- [Information provided]:
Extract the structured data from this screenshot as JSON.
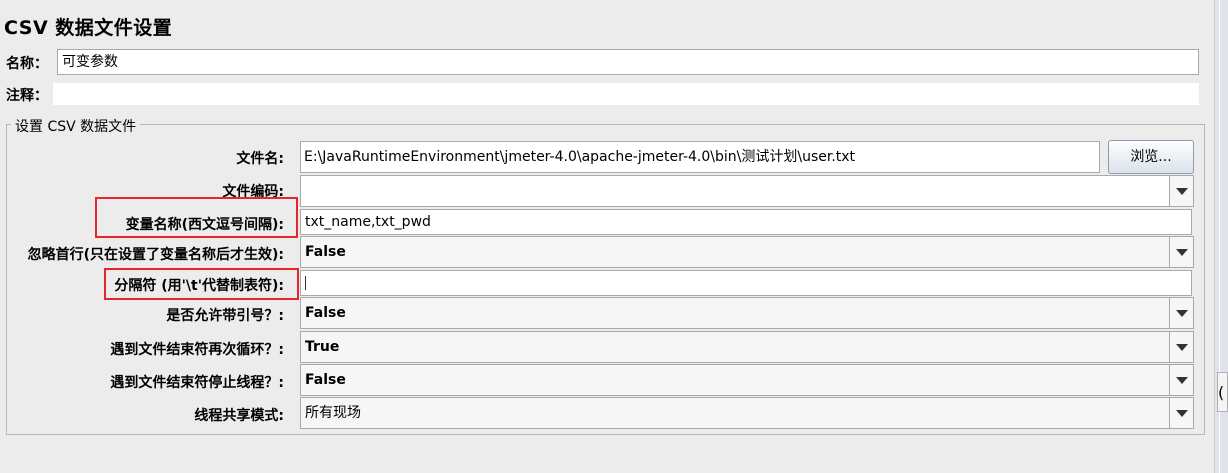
{
  "title": "CSV 数据文件设置",
  "name_label": "名称：",
  "name_value": "可变参数",
  "comment_label": "注释：",
  "comment_value": "",
  "group_title": "设置 CSV 数据文件",
  "filename": {
    "label": "文件名:",
    "value": "E:\\JavaRuntimeEnvironment\\jmeter-4.0\\apache-jmeter-4.0\\bin\\测试计划\\user.txt",
    "browse_label": "浏览..."
  },
  "encoding": {
    "label": "文件编码:",
    "value": ""
  },
  "variable_names": {
    "label": "变量名称(西文逗号间隔):",
    "value": "txt_name,txt_pwd"
  },
  "ignore_first_line": {
    "label": "忽略首行(只在设置了变量名称后才生效):",
    "value": "False"
  },
  "delimiter": {
    "label": "分隔符 (用'\\t'代替制表符):",
    "value": ""
  },
  "allow_quoted": {
    "label": "是否允许带引号？:",
    "value": "False"
  },
  "recycle_eof": {
    "label": "遇到文件结束符再次循环？:",
    "value": "True"
  },
  "stop_thread_eof": {
    "label": "遇到文件结束符停止线程？:",
    "value": "False"
  },
  "sharing_mode": {
    "label": "线程共享模式:",
    "value": "所有现场"
  },
  "right_tab_fragment": "(",
  "colors": {
    "highlight_box": "#e3272b",
    "panel_bg": "#ececec"
  }
}
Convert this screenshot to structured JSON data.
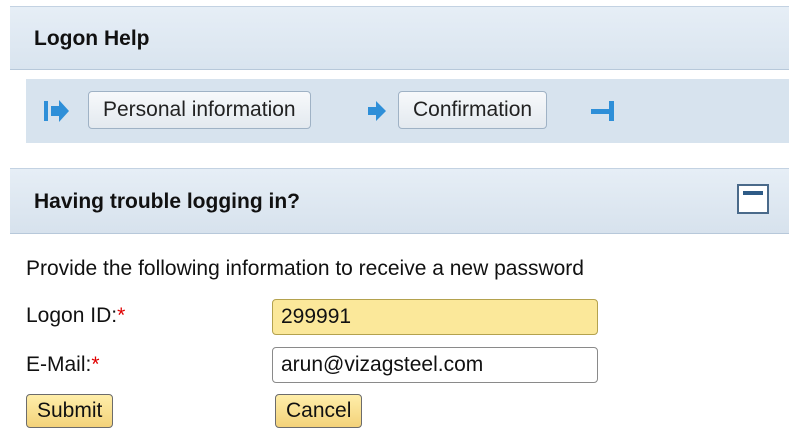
{
  "header": {
    "title": "Logon Help"
  },
  "roadmap": {
    "steps": [
      {
        "label": "Personal information"
      },
      {
        "label": "Confirmation"
      }
    ]
  },
  "section": {
    "title": "Having trouble logging in?",
    "intro": "Provide the following information to receive a new password"
  },
  "form": {
    "logon_id": {
      "label": "Logon ID:",
      "value": "299991"
    },
    "email": {
      "label": "E-Mail:",
      "value": "arun@vizagsteel.com"
    },
    "required_marker": "*"
  },
  "buttons": {
    "submit": "Submit",
    "cancel": "Cancel"
  },
  "colors": {
    "accent": "#2e8fd8",
    "required": "#e00000",
    "focus_field": "#fbe89a",
    "button": "#f3d27a"
  }
}
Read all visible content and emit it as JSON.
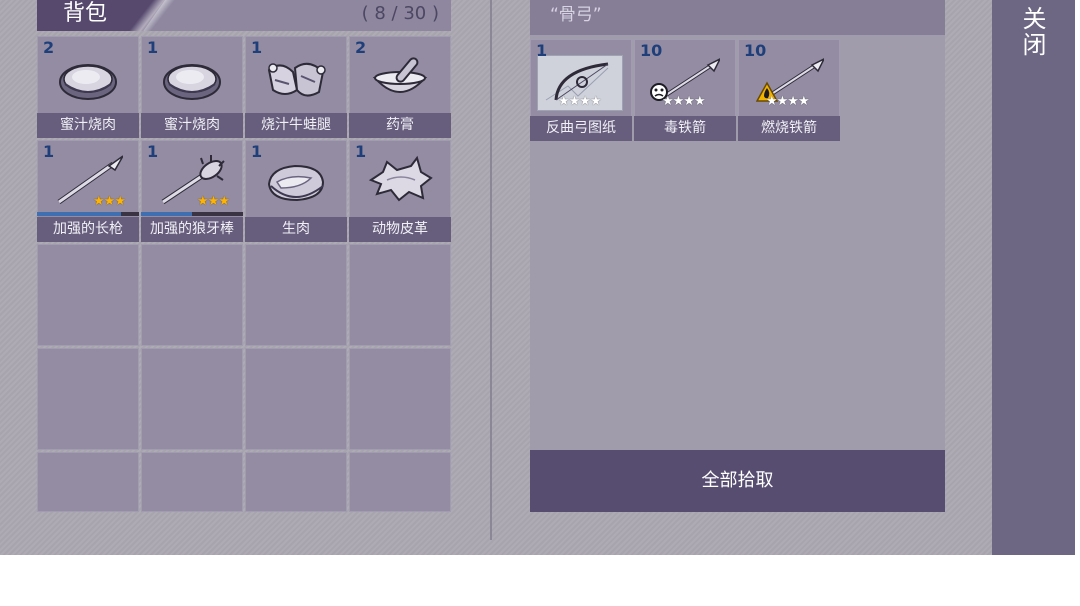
{
  "backpack": {
    "title": "背包",
    "capacity": "( 8 / 30 )",
    "items": [
      {
        "qty": "2",
        "name": "蜜汁烧肉",
        "icon": "meat-chunk-icon"
      },
      {
        "qty": "1",
        "name": "蜜汁烧肉",
        "icon": "meat-chunk-icon"
      },
      {
        "qty": "1",
        "name": "烧汁牛蛙腿",
        "icon": "frog-legs-icon"
      },
      {
        "qty": "2",
        "name": "药膏",
        "icon": "mortar-pestle-icon"
      },
      {
        "qty": "1",
        "name": "加强的长枪",
        "icon": "spear-icon",
        "stars": "★★★",
        "durability": 0.82
      },
      {
        "qty": "1",
        "name": "加强的狼牙棒",
        "icon": "mace-icon",
        "stars": "★★★",
        "durability": 0.5
      },
      {
        "qty": "1",
        "name": "生肉",
        "icon": "raw-meat-icon"
      },
      {
        "qty": "1",
        "name": "动物皮革",
        "icon": "animal-hide-icon"
      }
    ]
  },
  "loot": {
    "title": "“骨弓”",
    "items": [
      {
        "qty": "1",
        "name": "反曲弓图纸",
        "icon": "bow-blueprint-icon",
        "stars": "★★★★"
      },
      {
        "qty": "10",
        "name": "毒铁箭",
        "icon": "poison-arrow-icon",
        "stars": "★★★★",
        "badge": "poison-skull-icon"
      },
      {
        "qty": "10",
        "name": "燃烧铁箭",
        "icon": "fire-arrow-icon",
        "stars": "★★★★",
        "badge": "fire-warning-icon"
      }
    ],
    "pickup_all_label": "全部拾取"
  },
  "close_label": "关闭",
  "colors": {
    "panel": "#938ca3",
    "label_bg": "#675e7d",
    "button": "#574d70",
    "qty_text": "#1f3f7a",
    "star_gold": "#ffb400",
    "durability": "#3f6fb0"
  }
}
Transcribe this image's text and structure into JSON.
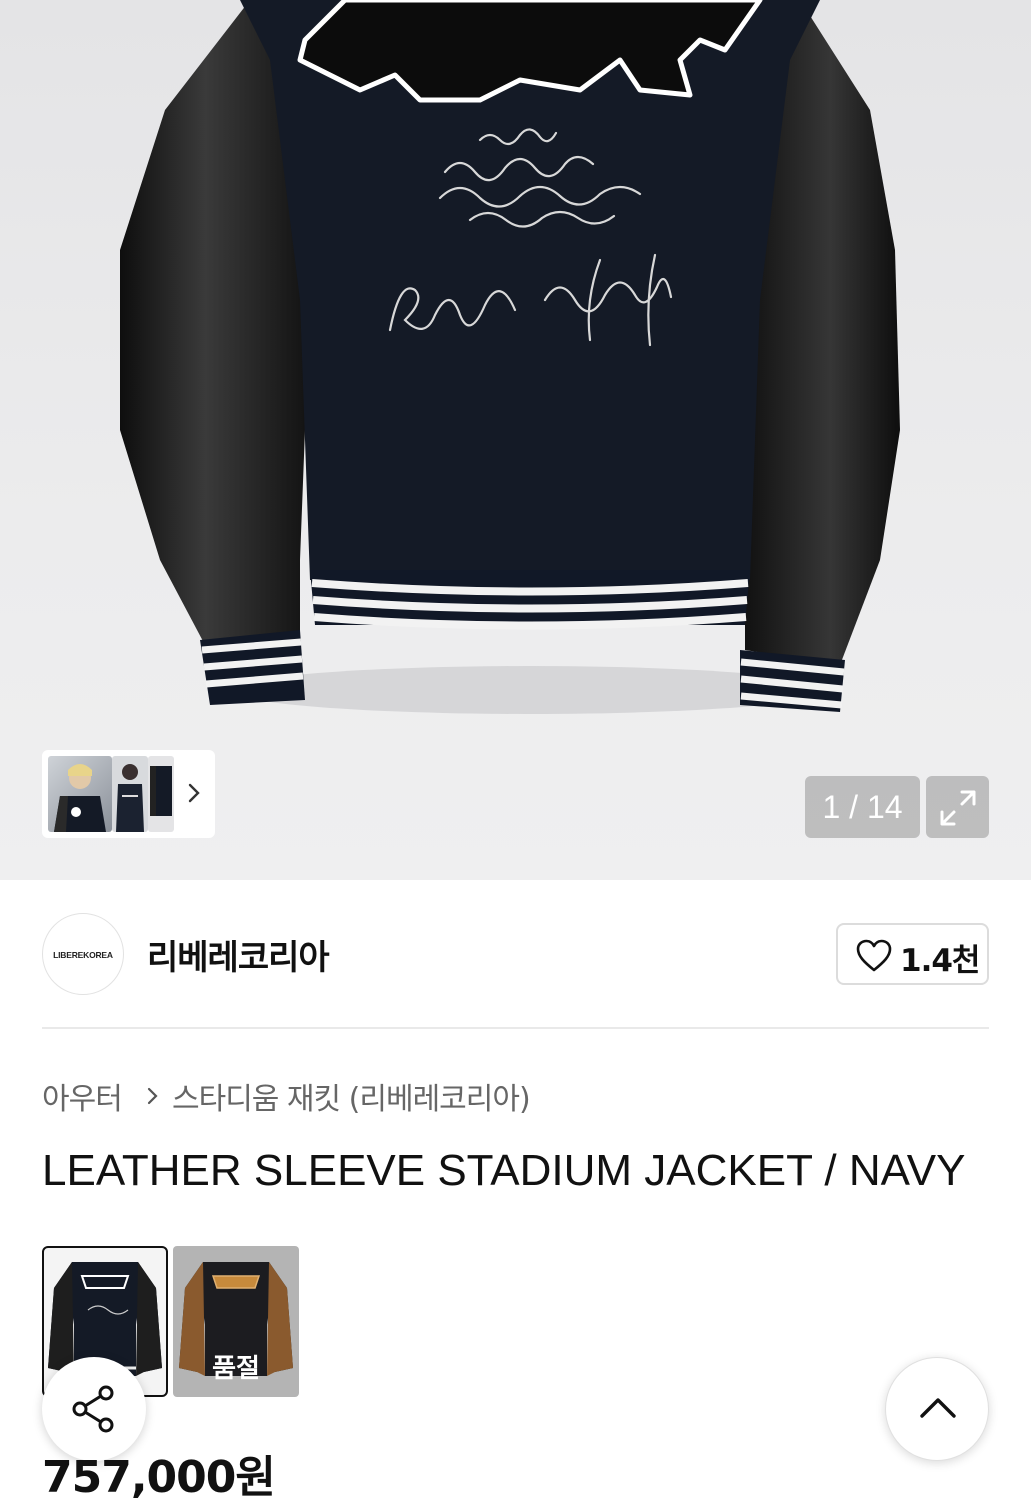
{
  "gallery": {
    "counter": "1 / 14",
    "icons": {
      "next": "chevron-right-icon",
      "expand": "expand-icon"
    },
    "product_image_text": [
      "You will never get to achieve something",
      "Rebellious Child"
    ]
  },
  "brand": {
    "logo_text": "LIBEREKOREA",
    "name": "리베레코리아",
    "like_count": "1.4천",
    "like_icon": "heart-icon"
  },
  "breadcrumb": {
    "level1": "아우터",
    "level2": "스타디움 재킷 (리베레코리아)"
  },
  "product": {
    "title": "LEATHER SLEEVE STADIUM JACKET / NAVY",
    "price": "757,000원"
  },
  "options": [
    {
      "name": "NAVY",
      "selected": true,
      "sold_out_label": ""
    },
    {
      "name": "BROWN",
      "selected": false,
      "sold_out_label": "품절"
    }
  ],
  "floating": {
    "share_icon": "share-icon",
    "top_icon": "chevron-up-icon"
  },
  "colors": {
    "body_wool": "#141a26",
    "sleeve_leather": "#1b1b1b",
    "brand_text": "#111111",
    "muted_text": "#666666"
  }
}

- [Problem details]: Write the entries above out again exactly, but not the pictures.

- [Written solution]:
Extract the structured data from this screenshot as JSON.
{
  "title": "CSV 数据文件设置",
  "name_label": "名称：",
  "name_value": "可变参数",
  "comment_label": "注释：",
  "comment_value": "",
  "group_title": "设置 CSV 数据文件",
  "filename": {
    "label": "文件名:",
    "value": "E:\\JavaRuntimeEnvironment\\jmeter-4.0\\apache-jmeter-4.0\\bin\\测试计划\\user.txt",
    "browse_label": "浏览..."
  },
  "encoding": {
    "label": "文件编码:",
    "value": ""
  },
  "variable_names": {
    "label": "变量名称(西文逗号间隔):",
    "value": "txt_name,txt_pwd"
  },
  "ignore_first_line": {
    "label": "忽略首行(只在设置了变量名称后才生效):",
    "value": "False"
  },
  "delimiter": {
    "label": "分隔符 (用'\\t'代替制表符):",
    "value": ""
  },
  "allow_quoted": {
    "label": "是否允许带引号？:",
    "value": "False"
  },
  "recycle_eof": {
    "label": "遇到文件结束符再次循环？:",
    "value": "True"
  },
  "stop_thread_eof": {
    "label": "遇到文件结束符停止线程？:",
    "value": "False"
  },
  "sharing_mode": {
    "label": "线程共享模式:",
    "value": "所有现场"
  },
  "right_tab_fragment": "(",
  "colors": {
    "highlight_box": "#e3272b",
    "panel_bg": "#ececec"
  }
}
Convert this screenshot to structured JSON data.
{
  "header": {
    "title": "Logon Help"
  },
  "roadmap": {
    "steps": [
      {
        "label": "Personal information"
      },
      {
        "label": "Confirmation"
      }
    ]
  },
  "section": {
    "title": "Having trouble logging in?",
    "intro": "Provide the following information to receive a new password"
  },
  "form": {
    "logon_id": {
      "label": "Logon ID:",
      "value": "299991"
    },
    "email": {
      "label": "E-Mail:",
      "value": "arun@vizagsteel.com"
    },
    "required_marker": "*"
  },
  "buttons": {
    "submit": "Submit",
    "cancel": "Cancel"
  },
  "colors": {
    "accent": "#2e8fd8",
    "required": "#e00000",
    "focus_field": "#fbe89a",
    "button": "#f3d27a"
  }
}
Read all visible content and emit it as JSON.
{
  "backpack": {
    "title": "背包",
    "capacity": "( 8 / 30 )",
    "items": [
      {
        "qty": "2",
        "name": "蜜汁烧肉",
        "icon": "meat-chunk-icon"
      },
      {
        "qty": "1",
        "name": "蜜汁烧肉",
        "icon": "meat-chunk-icon"
      },
      {
        "qty": "1",
        "name": "烧汁牛蛙腿",
        "icon": "frog-legs-icon"
      },
      {
        "qty": "2",
        "name": "药膏",
        "icon": "mortar-pestle-icon"
      },
      {
        "qty": "1",
        "name": "加强的长枪",
        "icon": "spear-icon",
        "stars": "★★★",
        "durability": 0.82
      },
      {
        "qty": "1",
        "name": "加强的狼牙棒",
        "icon": "mace-icon",
        "stars": "★★★",
        "durability": 0.5
      },
      {
        "qty": "1",
        "name": "生肉",
        "icon": "raw-meat-icon"
      },
      {
        "qty": "1",
        "name": "动物皮革",
        "icon": "animal-hide-icon"
      }
    ]
  },
  "loot": {
    "title": "“骨弓”",
    "items": [
      {
        "qty": "1",
        "name": "反曲弓图纸",
        "icon": "bow-blueprint-icon",
        "stars": "★★★★"
      },
      {
        "qty": "10",
        "name": "毒铁箭",
        "icon": "poison-arrow-icon",
        "stars": "★★★★",
        "badge": "poison-skull-icon"
      },
      {
        "qty": "10",
        "name": "燃烧铁箭",
        "icon": "fire-arrow-icon",
        "stars": "★★★★",
        "badge": "fire-warning-icon"
      }
    ],
    "pickup_all_label": "全部拾取"
  },
  "close_label": "关闭",
  "colors": {
    "panel": "#938ca3",
    "label_bg": "#675e7d",
    "button": "#574d70",
    "qty_text": "#1f3f7a",
    "star_gold": "#ffb400",
    "durability": "#3f6fb0"
  }
}
Transcribe this image's text and structure into JSON.
{
  "gallery": {
    "counter": "1 / 14",
    "icons": {
      "next": "chevron-right-icon",
      "expand": "expand-icon"
    },
    "product_image_text": [
      "You will never get to achieve something",
      "Rebellious Child"
    ]
  },
  "brand": {
    "logo_text": "LIBEREKOREA",
    "name": "리베레코리아",
    "like_count": "1.4천",
    "like_icon": "heart-icon"
  },
  "breadcrumb": {
    "level1": "아우터",
    "level2": "스타디움 재킷 (리베레코리아)"
  },
  "product": {
    "title": "LEATHER SLEEVE STADIUM JACKET / NAVY",
    "price": "757,000원"
  },
  "options": [
    {
      "name": "NAVY",
      "selected": true,
      "sold_out_label": ""
    },
    {
      "name": "BROWN",
      "selected": false,
      "sold_out_label": "품절"
    }
  ],
  "floating": {
    "share_icon": "share-icon",
    "top_icon": "chevron-up-icon"
  },
  "colors": {
    "body_wool": "#141a26",
    "sleeve_leather": "#1b1b1b",
    "brand_text": "#111111",
    "muted_text": "#666666"
  }
}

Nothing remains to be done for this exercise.